Start
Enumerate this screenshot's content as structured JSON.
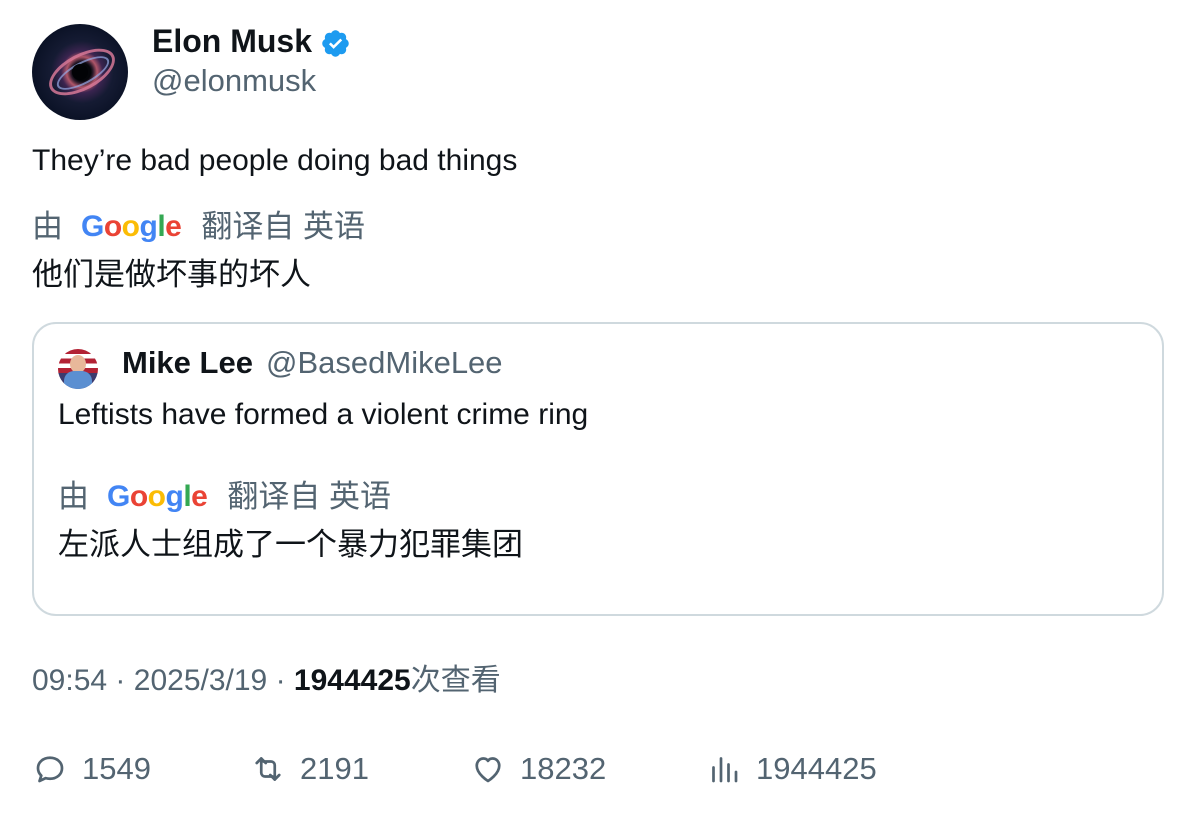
{
  "author": {
    "name": "Elon Musk",
    "handle": "@elonmusk",
    "verified": true,
    "avatar_icon": "black-hole-avatar"
  },
  "tweet": {
    "text": "They’re bad people doing bad things",
    "translation": {
      "by_label": "由",
      "provider": "Google",
      "source_label": "翻译自 英语",
      "text": "他们是做坏事的坏人"
    }
  },
  "quoted_tweet": {
    "author_name": "Mike Lee",
    "author_handle": "@BasedMikeLee",
    "text": "Leftists have formed a violent crime ring",
    "translation": {
      "by_label": "由",
      "provider": "Google",
      "source_label": "翻译自 英语",
      "text": "左派人士组成了一个暴力犯罪集团"
    }
  },
  "meta": {
    "time": "09:54",
    "separator": "·",
    "date": "2025/3/19",
    "views_count": "1944425",
    "views_label": "次查看"
  },
  "actions": {
    "replies": "1549",
    "reposts": "2191",
    "likes": "18232",
    "views": "1944425"
  },
  "colors": {
    "verified_blue": "#1d9bf0",
    "secondary_text": "#536471",
    "primary_text": "#0f1419",
    "border": "#cfd9de"
  }
}
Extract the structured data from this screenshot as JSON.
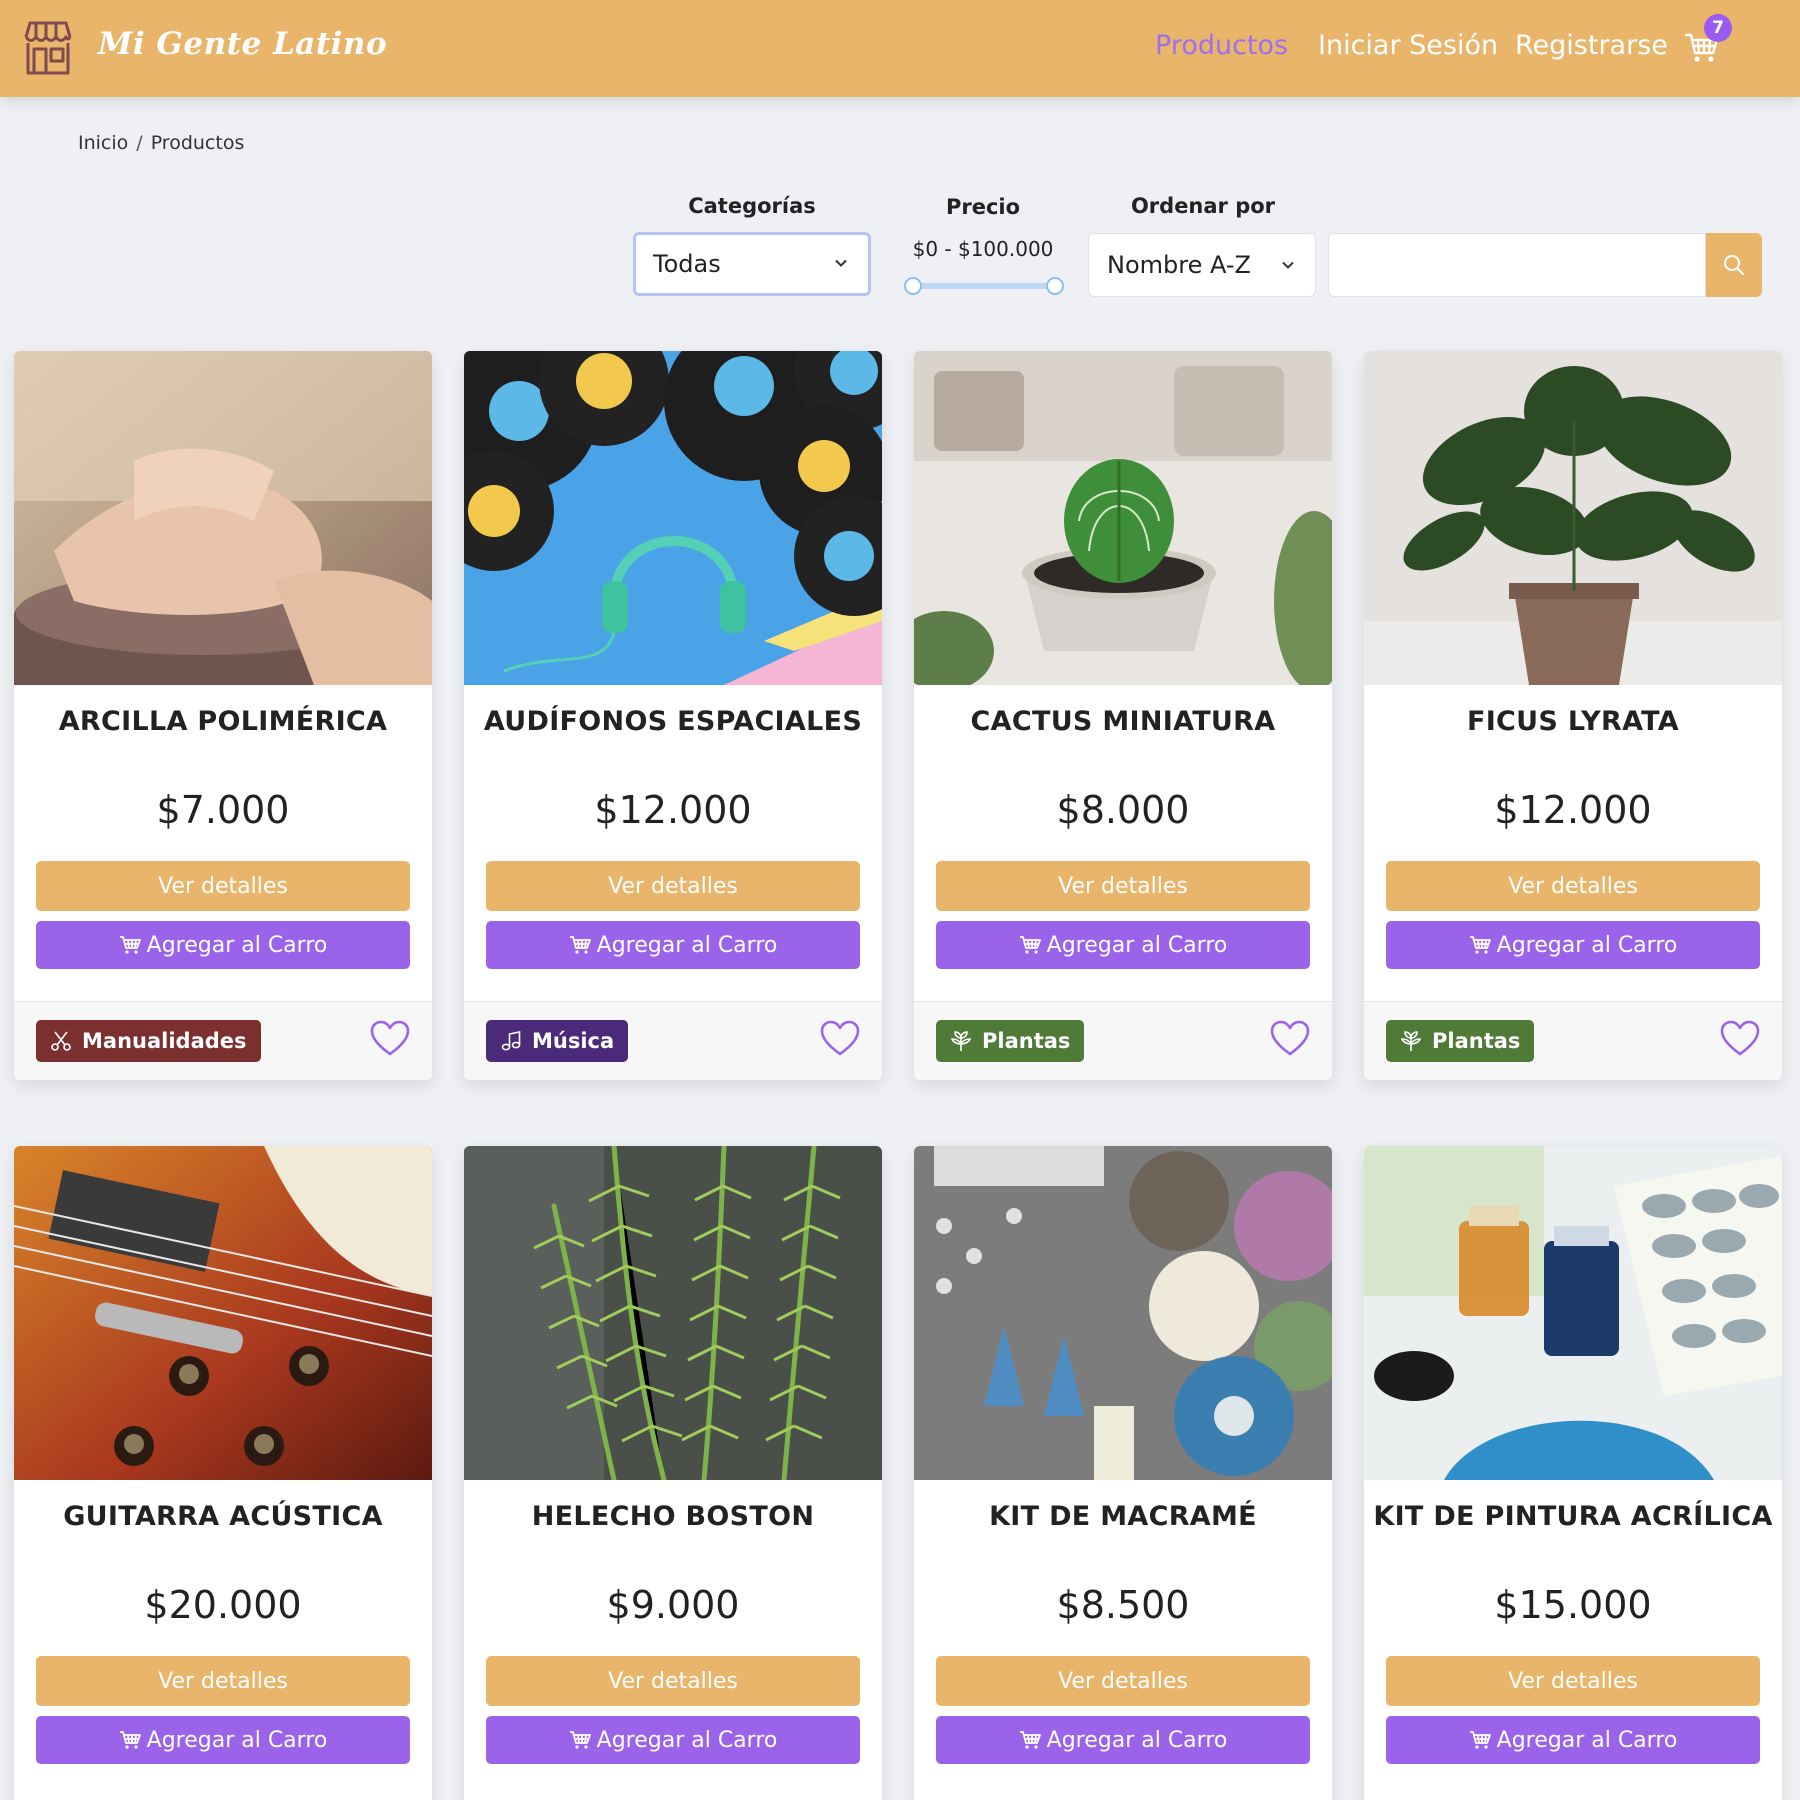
{
  "header": {
    "brand": "Mi Gente Latino",
    "nav": {
      "products": "Productos",
      "login": "Iniciar Sesión",
      "register": "Registrarse"
    },
    "cart_count": "7",
    "colors": {
      "bar": "#e9b56a",
      "active": "#a06ff0",
      "badge": "#9a5cf0"
    }
  },
  "breadcrumb": {
    "home": "Inicio",
    "separator": "/",
    "current": "Productos"
  },
  "filters": {
    "category_label": "Categorías",
    "category_value": "Todas",
    "price_label": "Precio",
    "price_range": "$0 - $100.000",
    "order_label": "Ordenar por",
    "order_value": "Nombre A-Z",
    "search_value": ""
  },
  "card_labels": {
    "details": "Ver detalles",
    "add_to_cart": "Agregar al Carro"
  },
  "products": [
    {
      "name": "ARCILLA POLIMÉRICA",
      "price": "$7.000",
      "category": "Manualidades",
      "category_icon": "scissors-icon",
      "category_color": "#7c2f2f"
    },
    {
      "name": "AUDÍFONOS ESPACIALES",
      "price": "$12.000",
      "category": "Música",
      "category_icon": "music-note-icon",
      "category_color": "#4b2a7a"
    },
    {
      "name": "CACTUS MINIATURA",
      "price": "$8.000",
      "category": "Plantas",
      "category_icon": "plant-icon",
      "category_color": "#4f7a37"
    },
    {
      "name": "FICUS LYRATA",
      "price": "$12.000",
      "category": "Plantas",
      "category_icon": "plant-icon",
      "category_color": "#4f7a37"
    },
    {
      "name": "GUITARRA ACÚSTICA",
      "price": "$20.000"
    },
    {
      "name": "HELECHO BOSTON",
      "price": "$9.000"
    },
    {
      "name": "KIT DE MACRAMÉ",
      "price": "$8.500"
    },
    {
      "name": "KIT DE PINTURA ACRÍLICA",
      "price": "$15.000"
    }
  ]
}
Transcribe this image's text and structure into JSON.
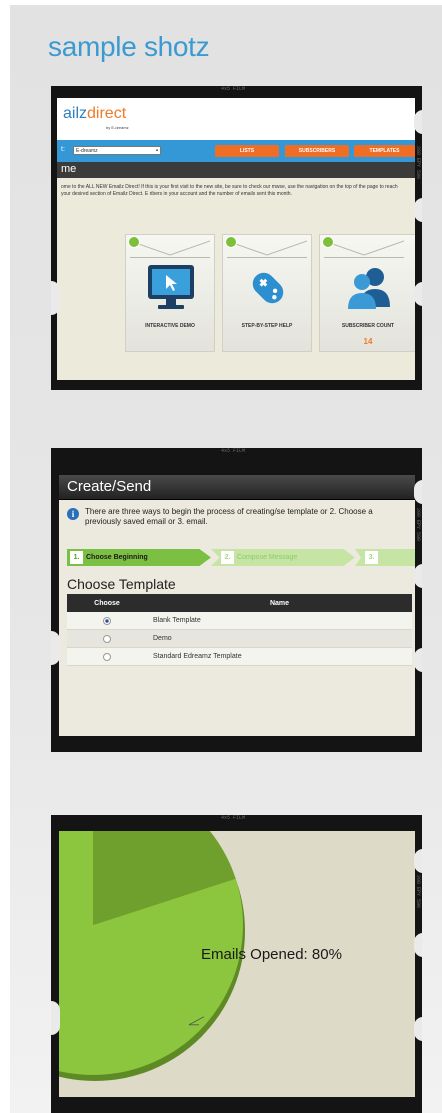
{
  "section_title": "sample shotz",
  "film": {
    "label": "4x5 FILM",
    "side": "200 EPY 590"
  },
  "shot1": {
    "logo_a": "ailz",
    "logo_b": "direct",
    "tagline": "by E-dreamz",
    "account_label": "t:",
    "account_value": "E-dreamz",
    "tabs": [
      "LISTS",
      "SUBSCRIBERS",
      "TEMPLATES"
    ],
    "page_title": "me",
    "intro": "ome to the ALL NEW Emailz Direct! If this is your first visit to the new site, be sure to check our mwse, use the navigation on the top of the page to reach your desired section of Emailz Direct. E ribers in your account and the number of emails sent this month.",
    "cards": [
      {
        "label": "INTERACTIVE DEMO",
        "icon": "monitor-icon"
      },
      {
        "label": "STEP-BY-STEP HELP",
        "icon": "gamepad-icon"
      },
      {
        "label": "SUBSCRIBER COUNT",
        "value": "14",
        "icon": "people-icon"
      }
    ],
    "colors": {
      "nav": "#3497d6",
      "tab": "#f06d26",
      "logo_blue": "#2e7fc1",
      "logo_orange": "#f07a25"
    }
  },
  "shot2": {
    "title": "Create/Send",
    "info": "There are three ways to begin the process of creating/se template or 2. Choose a previously saved email or 3. email.",
    "steps": [
      {
        "num": "1.",
        "label": "Choose Beginning",
        "active": true
      },
      {
        "num": "2.",
        "label": "Compose Message",
        "active": false
      },
      {
        "num": "3.",
        "label": "",
        "active": false
      }
    ],
    "section": "Choose Template",
    "columns": [
      "Choose",
      "Name"
    ],
    "rows": [
      {
        "selected": true,
        "name": "Blank Template"
      },
      {
        "selected": false,
        "name": "Demo"
      },
      {
        "selected": false,
        "name": "Standard Edreamz Template"
      }
    ],
    "colors": {
      "step_active": "#7cc043",
      "step_inactive": "#c6e5a4"
    }
  },
  "shot3": {
    "label": "Emails Opened: 80%",
    "chart_data": {
      "type": "pie",
      "categories": [
        "Emails Opened"
      ],
      "values": [
        80
      ],
      "colors": [
        "#8cc63e"
      ]
    }
  }
}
End
* What this task involves
Across the data, tally the lines containing "structured" and give back the number alone.

* Solved exercise
2